Short problem
Across the entries below, how many lines contain the word "this"? Give the number alone.

Data shown

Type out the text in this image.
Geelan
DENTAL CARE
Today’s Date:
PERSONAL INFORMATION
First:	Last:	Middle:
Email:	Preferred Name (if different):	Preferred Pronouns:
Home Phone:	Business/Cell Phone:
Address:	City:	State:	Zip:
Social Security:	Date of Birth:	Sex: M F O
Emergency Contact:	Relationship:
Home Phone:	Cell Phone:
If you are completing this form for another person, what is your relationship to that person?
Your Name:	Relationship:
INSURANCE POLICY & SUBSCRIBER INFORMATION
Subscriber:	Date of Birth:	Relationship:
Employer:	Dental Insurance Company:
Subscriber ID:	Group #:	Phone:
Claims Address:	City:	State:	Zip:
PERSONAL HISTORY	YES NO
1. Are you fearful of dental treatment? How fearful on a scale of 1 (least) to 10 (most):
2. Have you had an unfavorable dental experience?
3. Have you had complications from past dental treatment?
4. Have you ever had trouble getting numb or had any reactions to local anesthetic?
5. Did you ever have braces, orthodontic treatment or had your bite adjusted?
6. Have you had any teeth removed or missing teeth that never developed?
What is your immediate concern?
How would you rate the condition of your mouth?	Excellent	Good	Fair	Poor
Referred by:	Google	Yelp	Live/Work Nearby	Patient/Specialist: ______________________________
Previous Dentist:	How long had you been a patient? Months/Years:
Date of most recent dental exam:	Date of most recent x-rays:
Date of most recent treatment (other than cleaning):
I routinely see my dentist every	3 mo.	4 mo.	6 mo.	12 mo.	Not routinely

Exercise result
2